**Task details:** Transcribe every entry below word for word, but skip the pictures.

..............................

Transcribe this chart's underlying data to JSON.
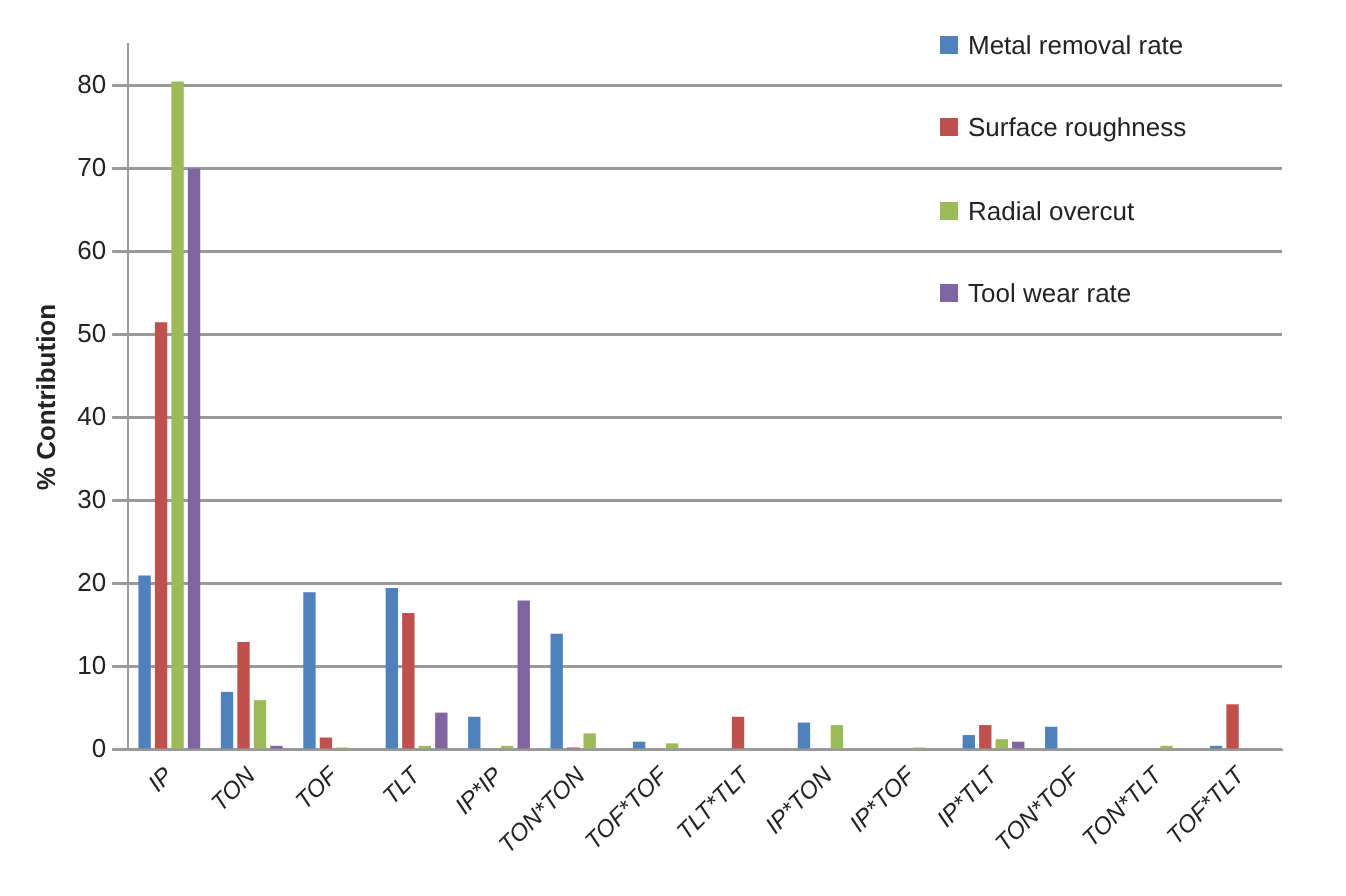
{
  "chart_data": {
    "type": "bar",
    "ylabel": "% Contribution",
    "categories": [
      "IP",
      "TON",
      "TOF",
      "TLT",
      "IP*IP",
      "TON*TON",
      "TOF*TOF",
      "TLT*TLT",
      "IP*TON",
      "IP*TOF",
      "IP*TLT",
      "TON*TOF",
      "TON*TLT",
      "TOF*TLT"
    ],
    "series": [
      {
        "name": "Metal removal rate",
        "color": "#4f81bd",
        "values": [
          21,
          7,
          19,
          19.5,
          4,
          14,
          1,
          0,
          3.3,
          0,
          1.8,
          2.8,
          0,
          0.5
        ]
      },
      {
        "name": "Surface roughness",
        "color": "#c0504d",
        "values": [
          51.5,
          13,
          1.5,
          16.5,
          0,
          0.3,
          0,
          4,
          0,
          0,
          3,
          0,
          0,
          5.5
        ]
      },
      {
        "name": "Radial overcut",
        "color": "#9bbb59",
        "values": [
          80.5,
          6,
          0.3,
          0.5,
          0.5,
          2,
          0.8,
          0,
          3,
          0.3,
          1.3,
          0,
          0.5,
          0
        ]
      },
      {
        "name": "Tool wear rate",
        "color": "#8064a2",
        "values": [
          70,
          0.5,
          0,
          4.5,
          18,
          0,
          0,
          0,
          0,
          0,
          1,
          0,
          0,
          0
        ]
      }
    ],
    "ylim": [
      0,
      85
    ],
    "yticks": [
      0,
      10,
      20,
      30,
      40,
      50,
      60,
      70,
      80
    ],
    "grid": "y",
    "legend": "top right"
  }
}
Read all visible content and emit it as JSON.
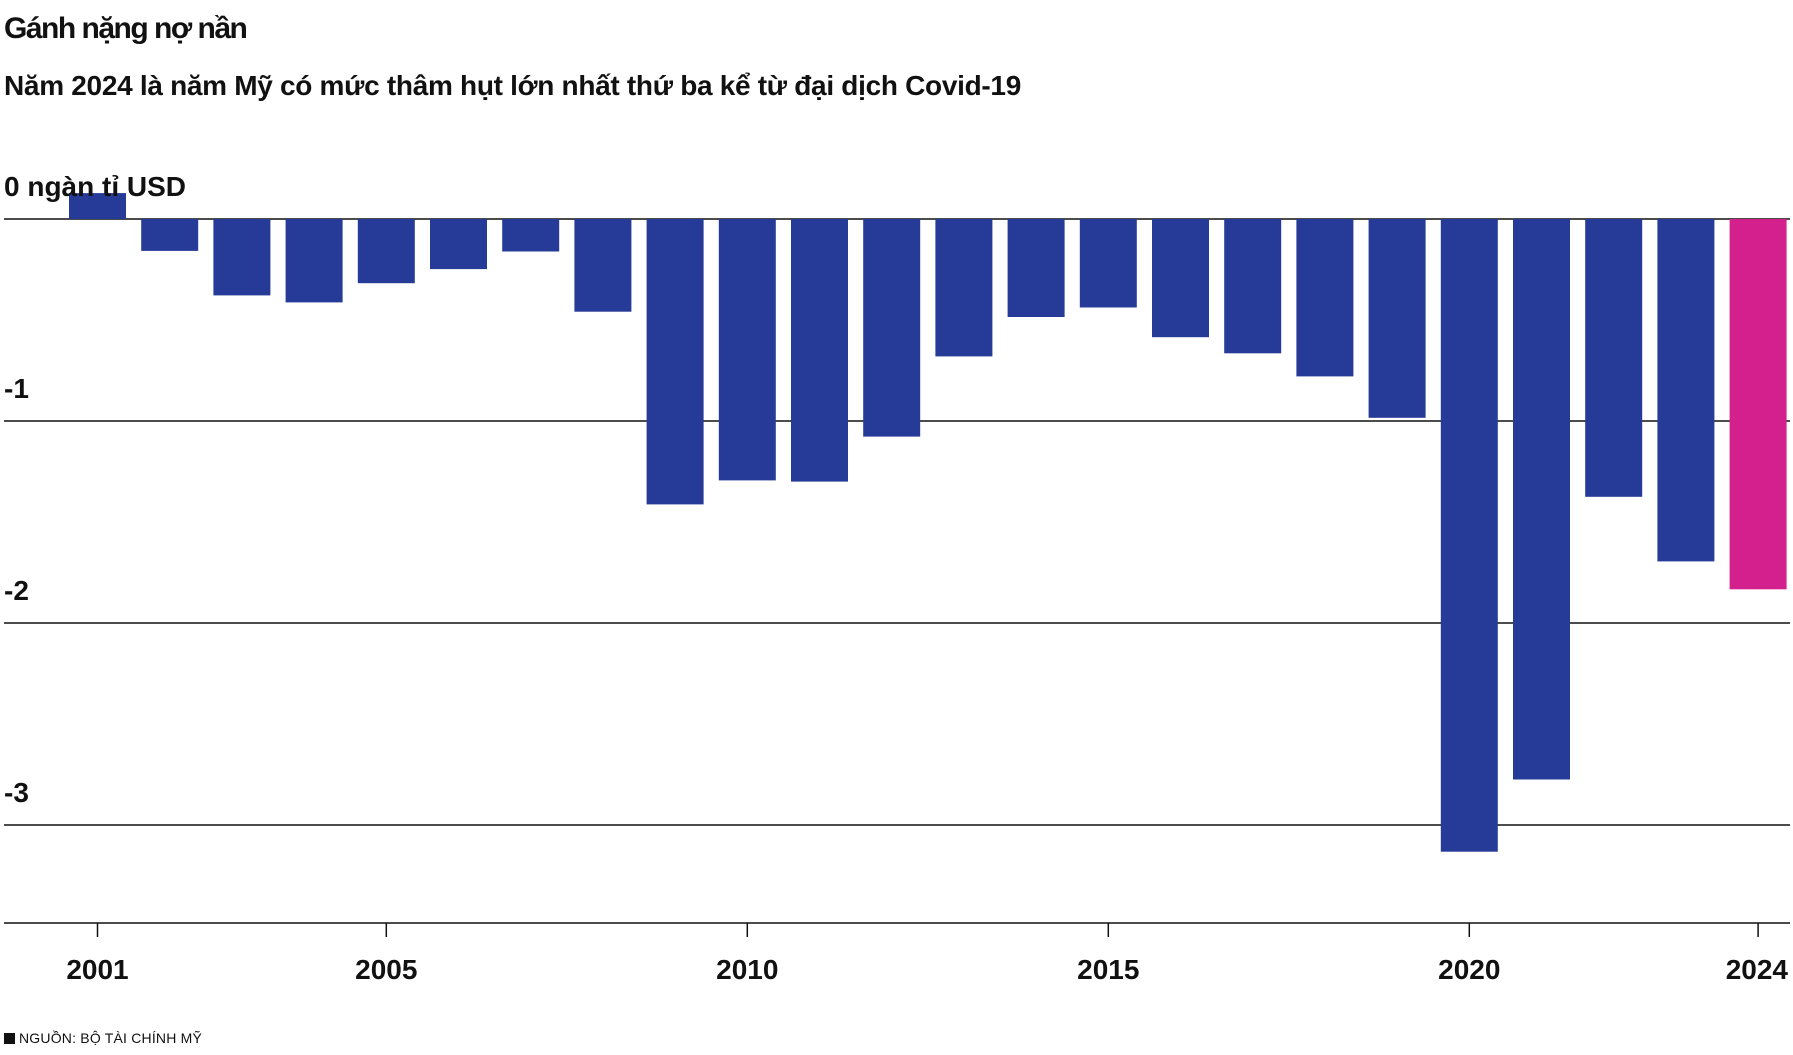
{
  "title": "Gánh nặng nợ nần",
  "subtitle": "Năm 2024 là năm Mỹ có mức thâm hụt lớn nhất thứ ba kể từ đại dịch Covid-19",
  "source": "NGUỒN: BỘ TÀI CHÍNH MỸ",
  "colors": {
    "bar": "#263a97",
    "highlight": "#d4208c",
    "axis": "#111111"
  },
  "chart_data": {
    "type": "bar",
    "title": "Gánh nặng nợ nần",
    "subtitle": "Năm 2024 là năm Mỹ có mức thâm hụt lớn nhất thứ ba kể từ đại dịch Covid-19",
    "ylabel": "ngàn tỉ USD",
    "ylim": [
      -3.5,
      0.15
    ],
    "y_ticks": [
      {
        "value": 0,
        "label": "0 ngàn tỉ USD"
      },
      {
        "value": -1,
        "label": "-1"
      },
      {
        "value": -2,
        "label": "-2"
      },
      {
        "value": -3,
        "label": "-3"
      }
    ],
    "x_ticks": [
      2001,
      2005,
      2010,
      2015,
      2020,
      2024
    ],
    "highlight": 2024,
    "categories": [
      2001,
      2002,
      2003,
      2004,
      2005,
      2006,
      2007,
      2008,
      2009,
      2010,
      2011,
      2012,
      2013,
      2014,
      2015,
      2016,
      2017,
      2018,
      2019,
      2020,
      2021,
      2022,
      2023,
      2024
    ],
    "values": [
      0.128,
      -0.158,
      -0.378,
      -0.413,
      -0.318,
      -0.248,
      -0.161,
      -0.459,
      -1.413,
      -1.294,
      -1.3,
      -1.077,
      -0.68,
      -0.485,
      -0.438,
      -0.585,
      -0.665,
      -0.779,
      -0.984,
      -3.132,
      -2.775,
      -1.375,
      -1.695,
      -1.833
    ]
  }
}
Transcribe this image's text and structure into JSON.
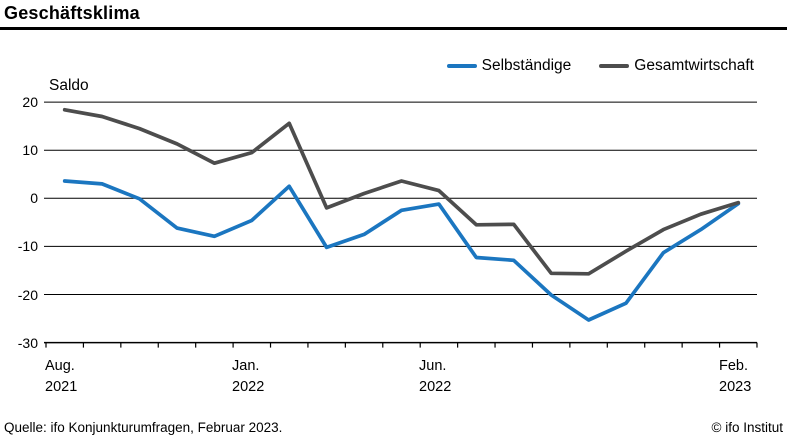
{
  "header": {
    "title": "Geschäftsklima"
  },
  "legend": {
    "items": [
      {
        "label": "Selbständige",
        "color": "#1b76c0"
      },
      {
        "label": "Gesamtwirtschaft",
        "color": "#4d4d4d"
      }
    ]
  },
  "chart_data": {
    "type": "line",
    "title": "Geschäftsklima",
    "ylabel": "Saldo",
    "ylim": [
      -30,
      20
    ],
    "yticks": [
      20,
      10,
      0,
      -10,
      -20,
      -30
    ],
    "grid": true,
    "legend_position": "top-right",
    "x": [
      "Aug. 2021",
      "Sep. 2021",
      "Okt. 2021",
      "Nov. 2021",
      "Dez. 2021",
      "Jan. 2022",
      "Feb. 2022",
      "Mär. 2022",
      "Apr. 2022",
      "Mai 2022",
      "Jun. 2022",
      "Jul. 2022",
      "Aug. 2022",
      "Sep. 2022",
      "Okt. 2022",
      "Nov. 2022",
      "Dez. 2022",
      "Jan. 2023",
      "Feb. 2023"
    ],
    "series": [
      {
        "name": "Selbständige",
        "color": "#1b76c0",
        "values": [
          3.6,
          3.0,
          -0.1,
          -6.2,
          -7.9,
          -4.6,
          2.5,
          -10.2,
          -7.5,
          -2.5,
          -1.2,
          -12.3,
          -12.9,
          -20.1,
          -25.3,
          -21.8,
          -11.3,
          -6.5,
          -1.1
        ]
      },
      {
        "name": "Gesamtwirtschaft",
        "color": "#4d4d4d",
        "values": [
          18.4,
          17.0,
          14.5,
          11.3,
          7.3,
          9.5,
          15.6,
          -2.0,
          1.0,
          3.6,
          1.6,
          -5.5,
          -5.4,
          -15.6,
          -15.7,
          -11.0,
          -6.5,
          -3.3,
          -0.9
        ]
      }
    ],
    "x_tick_labels": [
      {
        "index": 0,
        "month": "Aug.",
        "year": "2021"
      },
      {
        "index": 5,
        "month": "Jan.",
        "year": "2022"
      },
      {
        "index": 10,
        "month": "Jun.",
        "year": "2022"
      },
      {
        "index": 18,
        "month": "Feb.",
        "year": "2023"
      }
    ]
  },
  "footer": {
    "source": "Quelle: ifo Konjunkturumfragen, Februar 2023.",
    "copyright": "© ifo Institut"
  }
}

..............................

**Answer:**
Transcribe this chart's underlying data to JSON.
{
  "chart_data": {
    "type": "bar",
    "ylabel": "% Contribution",
    "categories": [
      "IP",
      "TON",
      "TOF",
      "TLT",
      "IP*IP",
      "TON*TON",
      "TOF*TOF",
      "TLT*TLT",
      "IP*TON",
      "IP*TOF",
      "IP*TLT",
      "TON*TOF",
      "TON*TLT",
      "TOF*TLT"
    ],
    "series": [
      {
        "name": "Metal removal rate",
        "color": "#4f81bd",
        "values": [
          21,
          7,
          19,
          19.5,
          4,
          14,
          1,
          0,
          3.3,
          0,
          1.8,
          2.8,
          0,
          0.5
        ]
      },
      {
        "name": "Surface roughness",
        "color": "#c0504d",
        "values": [
          51.5,
          13,
          1.5,
          16.5,
          0,
          0.3,
          0,
          4,
          0,
          0,
          3,
          0,
          0,
          5.5
        ]
      },
      {
        "name": "Radial overcut",
        "color": "#9bbb59",
        "values": [
          80.5,
          6,
          0.3,
          0.5,
          0.5,
          2,
          0.8,
          0,
          3,
          0.3,
          1.3,
          0,
          0.5,
          0
        ]
      },
      {
        "name": "Tool wear rate",
        "color": "#8064a2",
        "values": [
          70,
          0.5,
          0,
          4.5,
          18,
          0,
          0,
          0,
          0,
          0,
          1,
          0,
          0,
          0
        ]
      }
    ],
    "ylim": [
      0,
      85
    ],
    "yticks": [
      0,
      10,
      20,
      30,
      40,
      50,
      60,
      70,
      80
    ],
    "grid": "y",
    "legend": "top right"
  }
}
Read all visible content and emit it as JSON.
{
  "title": "Gánh nặng nợ nần",
  "subtitle": "Năm 2024 là năm Mỹ có mức thâm hụt lớn nhất thứ ba kể từ đại dịch Covid-19",
  "source": "NGUỒN: BỘ TÀI CHÍNH MỸ",
  "colors": {
    "bar": "#263a97",
    "highlight": "#d4208c",
    "axis": "#111111"
  },
  "chart_data": {
    "type": "bar",
    "title": "Gánh nặng nợ nần",
    "subtitle": "Năm 2024 là năm Mỹ có mức thâm hụt lớn nhất thứ ba kể từ đại dịch Covid-19",
    "ylabel": "ngàn tỉ USD",
    "ylim": [
      -3.5,
      0.15
    ],
    "y_ticks": [
      {
        "value": 0,
        "label": "0 ngàn tỉ USD"
      },
      {
        "value": -1,
        "label": "-1"
      },
      {
        "value": -2,
        "label": "-2"
      },
      {
        "value": -3,
        "label": "-3"
      }
    ],
    "x_ticks": [
      2001,
      2005,
      2010,
      2015,
      2020,
      2024
    ],
    "highlight": 2024,
    "categories": [
      2001,
      2002,
      2003,
      2004,
      2005,
      2006,
      2007,
      2008,
      2009,
      2010,
      2011,
      2012,
      2013,
      2014,
      2015,
      2016,
      2017,
      2018,
      2019,
      2020,
      2021,
      2022,
      2023,
      2024
    ],
    "values": [
      0.128,
      -0.158,
      -0.378,
      -0.413,
      -0.318,
      -0.248,
      -0.161,
      -0.459,
      -1.413,
      -1.294,
      -1.3,
      -1.077,
      -0.68,
      -0.485,
      -0.438,
      -0.585,
      -0.665,
      -0.779,
      -0.984,
      -3.132,
      -2.775,
      -1.375,
      -1.695,
      -1.833
    ]
  }
}
Transcribe this image's text and structure into JSON.
{
  "header": {
    "title": "Geschäftsklima"
  },
  "legend": {
    "items": [
      {
        "label": "Selbständige",
        "color": "#1b76c0"
      },
      {
        "label": "Gesamtwirtschaft",
        "color": "#4d4d4d"
      }
    ]
  },
  "chart_data": {
    "type": "line",
    "title": "Geschäftsklima",
    "ylabel": "Saldo",
    "ylim": [
      -30,
      20
    ],
    "yticks": [
      20,
      10,
      0,
      -10,
      -20,
      -30
    ],
    "grid": true,
    "legend_position": "top-right",
    "x": [
      "Aug. 2021",
      "Sep. 2021",
      "Okt. 2021",
      "Nov. 2021",
      "Dez. 2021",
      "Jan. 2022",
      "Feb. 2022",
      "Mär. 2022",
      "Apr. 2022",
      "Mai 2022",
      "Jun. 2022",
      "Jul. 2022",
      "Aug. 2022",
      "Sep. 2022",
      "Okt. 2022",
      "Nov. 2022",
      "Dez. 2022",
      "Jan. 2023",
      "Feb. 2023"
    ],
    "series": [
      {
        "name": "Selbständige",
        "color": "#1b76c0",
        "values": [
          3.6,
          3.0,
          -0.1,
          -6.2,
          -7.9,
          -4.6,
          2.5,
          -10.2,
          -7.5,
          -2.5,
          -1.2,
          -12.3,
          -12.9,
          -20.1,
          -25.3,
          -21.8,
          -11.3,
          -6.5,
          -1.1
        ]
      },
      {
        "name": "Gesamtwirtschaft",
        "color": "#4d4d4d",
        "values": [
          18.4,
          17.0,
          14.5,
          11.3,
          7.3,
          9.5,
          15.6,
          -2.0,
          1.0,
          3.6,
          1.6,
          -5.5,
          -5.4,
          -15.6,
          -15.7,
          -11.0,
          -6.5,
          -3.3,
          -0.9
        ]
      }
    ],
    "x_tick_labels": [
      {
        "index": 0,
        "month": "Aug.",
        "year": "2021"
      },
      {
        "index": 5,
        "month": "Jan.",
        "year": "2022"
      },
      {
        "index": 10,
        "month": "Jun.",
        "year": "2022"
      },
      {
        "index": 18,
        "month": "Feb.",
        "year": "2023"
      }
    ]
  },
  "footer": {
    "source": "Quelle: ifo Konjunkturumfragen, Februar 2023.",
    "copyright": "© ifo Institut"
  }
}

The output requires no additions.